* GIVEN EXERCISE *
Each record is to be printed again precisely as it reads.
═════ DATA PROVIDED
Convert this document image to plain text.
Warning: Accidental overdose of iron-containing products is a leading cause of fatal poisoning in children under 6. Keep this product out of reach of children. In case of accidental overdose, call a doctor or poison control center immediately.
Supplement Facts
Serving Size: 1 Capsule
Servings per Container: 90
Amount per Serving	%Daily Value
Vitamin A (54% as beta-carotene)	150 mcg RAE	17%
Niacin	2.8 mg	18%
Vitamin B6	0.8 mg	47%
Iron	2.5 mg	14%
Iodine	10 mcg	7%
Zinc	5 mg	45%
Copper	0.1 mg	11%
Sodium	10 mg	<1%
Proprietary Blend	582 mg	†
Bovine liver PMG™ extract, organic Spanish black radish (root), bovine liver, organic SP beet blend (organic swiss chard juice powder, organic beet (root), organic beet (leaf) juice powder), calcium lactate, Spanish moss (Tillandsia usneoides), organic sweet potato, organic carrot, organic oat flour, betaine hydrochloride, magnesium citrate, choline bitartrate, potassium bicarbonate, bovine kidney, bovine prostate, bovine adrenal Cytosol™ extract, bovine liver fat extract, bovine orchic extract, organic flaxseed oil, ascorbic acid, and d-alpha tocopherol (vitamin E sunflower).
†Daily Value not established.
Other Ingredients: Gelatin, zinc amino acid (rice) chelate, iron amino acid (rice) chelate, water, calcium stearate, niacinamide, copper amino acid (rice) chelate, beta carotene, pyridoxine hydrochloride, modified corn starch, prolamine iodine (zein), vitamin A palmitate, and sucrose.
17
══════════
* THE COMPLETED TASK *
Convert this document image to plain text.
Warning: Accidental overdose of iron-containing products is a leading cause of fatal poisoning in children under 6. Keep this product out of reach of children. In case of accidental overdose, call a doctor or poison control center immediately.
Supplement Facts
Serving Size: 1 Capsule
Servings per Container: 90
Amount per Serving	%Daily Value
Vitamin A (54% as beta-carotene)	150 mcg RAE	17%
Niacin	2.8 mg	18%
Vitamin B6	0.8 mg	47%
Iron	2.5 mg	14%
Iodine	10 mcg	7%
Zinc	5 mg	45%
Copper	0.1 mg	11%
Sodium	10 mg	<1%
Proprietary Blend	582 mg	†
Bovine liver PMG™ extract, organic Spanish black radish (root), bovine liver, organic SP beet blend (organic swiss chard juice powder, organic beet (root), organic beet (leaf) juice powder), calcium lactate, Spanish moss (Tillandsia usneoides), organic sweet potato, organic carrot, organic oat flour, betaine hydrochloride, magnesium citrate, choline bitartrate, potassium bicarbonate, bovine kidney, bovine prostate, bovine adrenal Cytosol™ extract, bovine liver fat extract, bovine orchic extract, organic flaxseed oil, ascorbic acid, and d-alpha tocopherol (vitamin E sunflower).
†Daily Value not established.
Other Ingredients: Gelatin, zinc amino acid (rice) chelate, iron amino acid (rice) chelate, water, calcium stearate, niacinamide, copper amino acid (rice) chelate, beta carotene, pyridoxine hydrochloride, modified corn starch, prolamine iodine (zein), vitamin A palmitate, and sucrose.
17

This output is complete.